__Your instructions__: Could you print all the entries exactly?

__Items__:

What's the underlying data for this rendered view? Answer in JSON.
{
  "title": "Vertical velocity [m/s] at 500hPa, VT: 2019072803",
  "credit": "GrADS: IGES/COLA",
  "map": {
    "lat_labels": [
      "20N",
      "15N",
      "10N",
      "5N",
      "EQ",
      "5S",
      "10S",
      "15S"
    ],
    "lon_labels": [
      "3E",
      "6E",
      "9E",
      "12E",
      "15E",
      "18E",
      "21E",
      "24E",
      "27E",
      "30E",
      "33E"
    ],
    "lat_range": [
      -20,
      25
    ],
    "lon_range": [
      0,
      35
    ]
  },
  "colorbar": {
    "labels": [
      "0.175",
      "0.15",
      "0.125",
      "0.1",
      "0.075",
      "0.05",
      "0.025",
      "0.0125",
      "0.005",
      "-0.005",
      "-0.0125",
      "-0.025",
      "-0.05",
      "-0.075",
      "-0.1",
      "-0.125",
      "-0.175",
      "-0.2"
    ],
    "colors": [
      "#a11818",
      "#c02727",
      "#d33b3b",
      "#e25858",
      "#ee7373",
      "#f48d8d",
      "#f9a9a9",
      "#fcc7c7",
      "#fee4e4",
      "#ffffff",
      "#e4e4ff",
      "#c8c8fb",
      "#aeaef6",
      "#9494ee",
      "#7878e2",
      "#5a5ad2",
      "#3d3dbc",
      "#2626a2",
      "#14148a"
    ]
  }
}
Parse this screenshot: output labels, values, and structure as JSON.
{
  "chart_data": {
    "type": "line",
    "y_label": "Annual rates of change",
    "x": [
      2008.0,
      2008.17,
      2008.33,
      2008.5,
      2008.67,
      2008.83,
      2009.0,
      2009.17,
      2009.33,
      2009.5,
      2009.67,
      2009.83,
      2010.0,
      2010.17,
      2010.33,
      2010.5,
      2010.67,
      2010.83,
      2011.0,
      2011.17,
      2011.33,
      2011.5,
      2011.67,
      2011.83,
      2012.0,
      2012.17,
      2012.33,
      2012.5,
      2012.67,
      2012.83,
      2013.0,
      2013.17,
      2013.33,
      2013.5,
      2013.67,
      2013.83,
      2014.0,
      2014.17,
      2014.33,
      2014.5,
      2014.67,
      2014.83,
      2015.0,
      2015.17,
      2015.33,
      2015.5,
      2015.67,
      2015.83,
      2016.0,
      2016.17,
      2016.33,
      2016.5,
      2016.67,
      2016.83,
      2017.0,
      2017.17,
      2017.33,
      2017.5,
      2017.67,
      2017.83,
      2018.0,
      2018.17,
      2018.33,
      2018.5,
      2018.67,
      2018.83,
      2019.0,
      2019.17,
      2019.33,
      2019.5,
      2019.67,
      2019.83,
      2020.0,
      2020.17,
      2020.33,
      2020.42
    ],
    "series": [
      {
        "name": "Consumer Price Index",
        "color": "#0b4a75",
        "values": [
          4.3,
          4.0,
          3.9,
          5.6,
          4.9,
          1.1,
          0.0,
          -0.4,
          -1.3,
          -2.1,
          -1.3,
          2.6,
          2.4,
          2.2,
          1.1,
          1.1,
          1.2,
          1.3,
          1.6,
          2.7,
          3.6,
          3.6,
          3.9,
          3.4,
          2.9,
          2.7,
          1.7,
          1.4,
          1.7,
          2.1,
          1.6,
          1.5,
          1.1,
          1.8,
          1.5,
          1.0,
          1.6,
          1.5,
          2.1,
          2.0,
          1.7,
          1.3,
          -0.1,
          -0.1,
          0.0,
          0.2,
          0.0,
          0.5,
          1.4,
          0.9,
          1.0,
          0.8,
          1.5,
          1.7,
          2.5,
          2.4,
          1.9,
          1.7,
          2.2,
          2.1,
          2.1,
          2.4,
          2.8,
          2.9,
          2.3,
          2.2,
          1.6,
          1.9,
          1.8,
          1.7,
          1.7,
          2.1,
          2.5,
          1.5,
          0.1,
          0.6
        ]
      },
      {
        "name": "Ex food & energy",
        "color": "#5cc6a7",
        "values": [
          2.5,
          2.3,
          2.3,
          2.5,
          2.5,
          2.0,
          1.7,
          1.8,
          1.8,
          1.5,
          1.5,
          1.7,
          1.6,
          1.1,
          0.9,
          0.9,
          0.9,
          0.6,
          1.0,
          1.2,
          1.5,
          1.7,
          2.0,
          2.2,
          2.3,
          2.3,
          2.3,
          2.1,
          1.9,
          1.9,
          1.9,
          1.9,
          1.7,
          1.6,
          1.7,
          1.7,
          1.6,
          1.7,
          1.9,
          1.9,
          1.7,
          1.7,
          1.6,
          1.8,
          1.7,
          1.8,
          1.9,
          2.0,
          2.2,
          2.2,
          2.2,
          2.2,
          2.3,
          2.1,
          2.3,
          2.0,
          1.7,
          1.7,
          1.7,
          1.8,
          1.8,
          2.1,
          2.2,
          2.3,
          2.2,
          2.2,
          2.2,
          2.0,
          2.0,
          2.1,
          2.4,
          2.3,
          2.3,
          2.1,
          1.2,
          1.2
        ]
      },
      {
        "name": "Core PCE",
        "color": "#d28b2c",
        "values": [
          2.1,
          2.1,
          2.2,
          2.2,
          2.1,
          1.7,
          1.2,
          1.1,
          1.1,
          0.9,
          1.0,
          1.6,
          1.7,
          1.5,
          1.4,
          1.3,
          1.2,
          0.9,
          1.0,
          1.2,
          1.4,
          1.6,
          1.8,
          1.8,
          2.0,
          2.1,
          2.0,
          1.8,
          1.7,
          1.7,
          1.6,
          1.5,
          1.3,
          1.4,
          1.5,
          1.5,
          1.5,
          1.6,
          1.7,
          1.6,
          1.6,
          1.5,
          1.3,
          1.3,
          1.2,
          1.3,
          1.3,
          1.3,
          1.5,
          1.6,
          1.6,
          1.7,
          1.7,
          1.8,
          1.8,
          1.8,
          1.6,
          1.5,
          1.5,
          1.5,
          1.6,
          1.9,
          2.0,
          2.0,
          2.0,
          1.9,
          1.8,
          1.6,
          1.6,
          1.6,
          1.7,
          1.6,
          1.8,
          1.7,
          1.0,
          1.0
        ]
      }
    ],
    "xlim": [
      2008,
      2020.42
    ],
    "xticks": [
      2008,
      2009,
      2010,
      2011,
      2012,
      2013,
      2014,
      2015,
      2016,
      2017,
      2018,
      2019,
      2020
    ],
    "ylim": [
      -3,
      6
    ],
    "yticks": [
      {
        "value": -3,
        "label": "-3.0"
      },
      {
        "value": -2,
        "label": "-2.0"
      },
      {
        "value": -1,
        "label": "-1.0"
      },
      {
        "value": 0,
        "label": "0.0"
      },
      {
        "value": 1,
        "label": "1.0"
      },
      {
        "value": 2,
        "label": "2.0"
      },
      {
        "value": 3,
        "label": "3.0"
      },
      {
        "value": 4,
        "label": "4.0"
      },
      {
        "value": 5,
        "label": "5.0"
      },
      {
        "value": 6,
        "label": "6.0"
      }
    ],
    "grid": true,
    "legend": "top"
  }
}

__Exercise solution__:
What's the underlying data for this rendered view? Answer in JSON.
{
  "title": "Vertical velocity [m/s] at 500hPa, VT: 2019072803",
  "credit": "GrADS: IGES/COLA",
  "map": {
    "lat_labels": [
      "20N",
      "15N",
      "10N",
      "5N",
      "EQ",
      "5S",
      "10S",
      "15S"
    ],
    "lon_labels": [
      "3E",
      "6E",
      "9E",
      "12E",
      "15E",
      "18E",
      "21E",
      "24E",
      "27E",
      "30E",
      "33E"
    ],
    "lat_range": [
      -20,
      25
    ],
    "lon_range": [
      0,
      35
    ]
  },
  "colorbar": {
    "labels": [
      "0.175",
      "0.15",
      "0.125",
      "0.1",
      "0.075",
      "0.05",
      "0.025",
      "0.0125",
      "0.005",
      "-0.005",
      "-0.0125",
      "-0.025",
      "-0.05",
      "-0.075",
      "-0.1",
      "-0.125",
      "-0.175",
      "-0.2"
    ],
    "colors": [
      "#a11818",
      "#c02727",
      "#d33b3b",
      "#e25858",
      "#ee7373",
      "#f48d8d",
      "#f9a9a9",
      "#fcc7c7",
      "#fee4e4",
      "#ffffff",
      "#e4e4ff",
      "#c8c8fb",
      "#aeaef6",
      "#9494ee",
      "#7878e2",
      "#5a5ad2",
      "#3d3dbc",
      "#2626a2",
      "#14148a"
    ]
  }
}
Parse this screenshot: output labels, values, and structure as JSON.
{
  "chart_data": {
    "type": "line",
    "y_label": "Annual rates of change",
    "x": [
      2008.0,
      2008.17,
      2008.33,
      2008.5,
      2008.67,
      2008.83,
      2009.0,
      2009.17,
      2009.33,
      2009.5,
      2009.67,
      2009.83,
      2010.0,
      2010.17,
      2010.33,
      2010.5,
      2010.67,
      2010.83,
      2011.0,
      2011.17,
      2011.33,
      2011.5,
      2011.67,
      2011.83,
      2012.0,
      2012.17,
      2012.33,
      2012.5,
      2012.67,
      2012.83,
      2013.0,
      2013.17,
      2013.33,
      2013.5,
      2013.67,
      2013.83,
      2014.0,
      2014.17,
      2014.33,
      2014.5,
      2014.67,
      2014.83,
      2015.0,
      2015.17,
      2015.33,
      2015.5,
      2015.67,
      2015.83,
      2016.0,
      2016.17,
      2016.33,
      2016.5,
      2016.67,
      2016.83,
      2017.0,
      2017.17,
      2017.33,
      2017.5,
      2017.67,
      2017.83,
      2018.0,
      2018.17,
      2018.33,
      2018.5,
      2018.67,
      2018.83,
      2019.0,
      2019.17,
      2019.33,
      2019.5,
      2019.67,
      2019.83,
      2020.0,
      2020.17,
      2020.33,
      2020.42
    ],
    "series": [
      {
        "name": "Consumer Price Index",
        "color": "#0b4a75",
        "values": [
          4.3,
          4.0,
          3.9,
          5.6,
          4.9,
          1.1,
          0.0,
          -0.4,
          -1.3,
          -2.1,
          -1.3,
          2.6,
          2.4,
          2.2,
          1.1,
          1.1,
          1.2,
          1.3,
          1.6,
          2.7,
          3.6,
          3.6,
          3.9,
          3.4,
          2.9,
          2.7,
          1.7,
          1.4,
          1.7,
          2.1,
          1.6,
          1.5,
          1.1,
          1.8,
          1.5,
          1.0,
          1.6,
          1.5,
          2.1,
          2.0,
          1.7,
          1.3,
          -0.1,
          -0.1,
          0.0,
          0.2,
          0.0,
          0.5,
          1.4,
          0.9,
          1.0,
          0.8,
          1.5,
          1.7,
          2.5,
          2.4,
          1.9,
          1.7,
          2.2,
          2.1,
          2.1,
          2.4,
          2.8,
          2.9,
          2.3,
          2.2,
          1.6,
          1.9,
          1.8,
          1.7,
          1.7,
          2.1,
          2.5,
          1.5,
          0.1,
          0.6
        ]
      },
      {
        "name": "Ex food & energy",
        "color": "#5cc6a7",
        "values": [
          2.5,
          2.3,
          2.3,
          2.5,
          2.5,
          2.0,
          1.7,
          1.8,
          1.8,
          1.5,
          1.5,
          1.7,
          1.6,
          1.1,
          0.9,
          0.9,
          0.9,
          0.6,
          1.0,
          1.2,
          1.5,
          1.7,
          2.0,
          2.2,
          2.3,
          2.3,
          2.3,
          2.1,
          1.9,
          1.9,
          1.9,
          1.9,
          1.7,
          1.6,
          1.7,
          1.7,
          1.6,
          1.7,
          1.9,
          1.9,
          1.7,
          1.7,
          1.6,
          1.8,
          1.7,
          1.8,
          1.9,
          2.0,
          2.2,
          2.2,
          2.2,
          2.2,
          2.3,
          2.1,
          2.3,
          2.0,
          1.7,
          1.7,
          1.7,
          1.8,
          1.8,
          2.1,
          2.2,
          2.3,
          2.2,
          2.2,
          2.2,
          2.0,
          2.0,
          2.1,
          2.4,
          2.3,
          2.3,
          2.1,
          1.2,
          1.2
        ]
      },
      {
        "name": "Core PCE",
        "color": "#d28b2c",
        "values": [
          2.1,
          2.1,
          2.2,
          2.2,
          2.1,
          1.7,
          1.2,
          1.1,
          1.1,
          0.9,
          1.0,
          1.6,
          1.7,
          1.5,
          1.4,
          1.3,
          1.2,
          0.9,
          1.0,
          1.2,
          1.4,
          1.6,
          1.8,
          1.8,
          2.0,
          2.1,
          2.0,
          1.8,
          1.7,
          1.7,
          1.6,
          1.5,
          1.3,
          1.4,
          1.5,
          1.5,
          1.5,
          1.6,
          1.7,
          1.6,
          1.6,
          1.5,
          1.3,
          1.3,
          1.2,
          1.3,
          1.3,
          1.3,
          1.5,
          1.6,
          1.6,
          1.7,
          1.7,
          1.8,
          1.8,
          1.8,
          1.6,
          1.5,
          1.5,
          1.5,
          1.6,
          1.9,
          2.0,
          2.0,
          2.0,
          1.9,
          1.8,
          1.6,
          1.6,
          1.6,
          1.7,
          1.6,
          1.8,
          1.7,
          1.0,
          1.0
        ]
      }
    ],
    "xlim": [
      2008,
      2020.42
    ],
    "xticks": [
      2008,
      2009,
      2010,
      2011,
      2012,
      2013,
      2014,
      2015,
      2016,
      2017,
      2018,
      2019,
      2020
    ],
    "ylim": [
      -3,
      6
    ],
    "yticks": [
      {
        "value": -3,
        "label": "-3.0"
      },
      {
        "value": -2,
        "label": "-2.0"
      },
      {
        "value": -1,
        "label": "-1.0"
      },
      {
        "value": 0,
        "label": "0.0"
      },
      {
        "value": 1,
        "label": "1.0"
      },
      {
        "value": 2,
        "label": "2.0"
      },
      {
        "value": 3,
        "label": "3.0"
      },
      {
        "value": 4,
        "label": "4.0"
      },
      {
        "value": 5,
        "label": "5.0"
      },
      {
        "value": 6,
        "label": "6.0"
      }
    ],
    "grid": true,
    "legend": "top"
  }
}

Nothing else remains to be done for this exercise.